-------- TASK MATERIAL
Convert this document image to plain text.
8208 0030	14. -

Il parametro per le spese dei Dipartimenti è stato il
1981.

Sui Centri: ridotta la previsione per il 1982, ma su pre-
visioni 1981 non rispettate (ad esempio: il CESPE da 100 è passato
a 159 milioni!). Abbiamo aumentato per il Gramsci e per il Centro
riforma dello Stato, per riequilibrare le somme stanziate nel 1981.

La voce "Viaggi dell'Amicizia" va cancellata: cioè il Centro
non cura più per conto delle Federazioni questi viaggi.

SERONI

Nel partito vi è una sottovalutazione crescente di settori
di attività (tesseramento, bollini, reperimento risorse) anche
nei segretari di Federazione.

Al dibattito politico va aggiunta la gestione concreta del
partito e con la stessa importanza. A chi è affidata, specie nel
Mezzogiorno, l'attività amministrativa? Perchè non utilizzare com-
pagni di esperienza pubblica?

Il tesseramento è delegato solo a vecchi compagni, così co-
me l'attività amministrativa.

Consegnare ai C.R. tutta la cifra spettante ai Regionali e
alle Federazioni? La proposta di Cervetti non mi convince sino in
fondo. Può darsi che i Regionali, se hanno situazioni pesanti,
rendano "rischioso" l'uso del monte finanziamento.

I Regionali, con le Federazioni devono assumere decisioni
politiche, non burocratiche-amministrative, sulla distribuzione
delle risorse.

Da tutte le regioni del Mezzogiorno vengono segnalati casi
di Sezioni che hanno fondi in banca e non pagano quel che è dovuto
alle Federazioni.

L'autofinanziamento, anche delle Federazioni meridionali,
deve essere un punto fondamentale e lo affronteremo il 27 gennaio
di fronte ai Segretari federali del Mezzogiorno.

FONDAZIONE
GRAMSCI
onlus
----------------
**REQUIREMENT**
From the records above, extract each line exactly as shown.

**THE ANSWER**
Convert this document image to plain text.
8208 0030	14. -

Il parametro per le spese dei Dipartimenti è stato il
1981.

Sui Centri: ridotta la previsione per il 1982, ma su pre-
visioni 1981 non rispettate (ad esempio: il CESPE da 100 è passato
a 159 milioni!). Abbiamo aumentato per il Gramsci e per il Centro
riforma dello Stato, per riequilibrare le somme stanziate nel 1981.

La voce "Viaggi dell'Amicizia" va cancellata: cioè il Centro
non cura più per conto delle Federazioni questi viaggi.

SERONI

Nel partito vi è una sottovalutazione crescente di settori
di attività (tesseramento, bollini, reperimento risorse) anche
nei segretari di Federazione.

Al dibattito politico va aggiunta la gestione concreta del
partito e con la stessa importanza. A chi è affidata, specie nel
Mezzogiorno, l'attività amministrativa? Perchè non utilizzare com-
pagni di esperienza pubblica?

Il tesseramento è delegato solo a vecchi compagni, così co-
me l'attività amministrativa.

Consegnare ai C.R. tutta la cifra spettante ai Regionali e
alle Federazioni? La proposta di Cervetti non mi convince sino in
fondo. Può darsi che i Regionali, se hanno situazioni pesanti,
rendano "rischioso" l'uso del monte finanziamento.

I Regionali, con le Federazioni devono assumere decisioni
politiche, non burocratiche-amministrative, sulla distribuzione
delle risorse.

Da tutte le regioni del Mezzogiorno vengono segnalati casi
di Sezioni che hanno fondi in banca e non pagano quel che è dovuto
alle Federazioni.

L'autofinanziamento, anche delle Federazioni meridionali,
deve essere un punto fondamentale e lo affronteremo il 27 gennaio
di fronte ai Segretari federali del Mezzogiorno.

FONDAZIONE
GRAMSCI
onlus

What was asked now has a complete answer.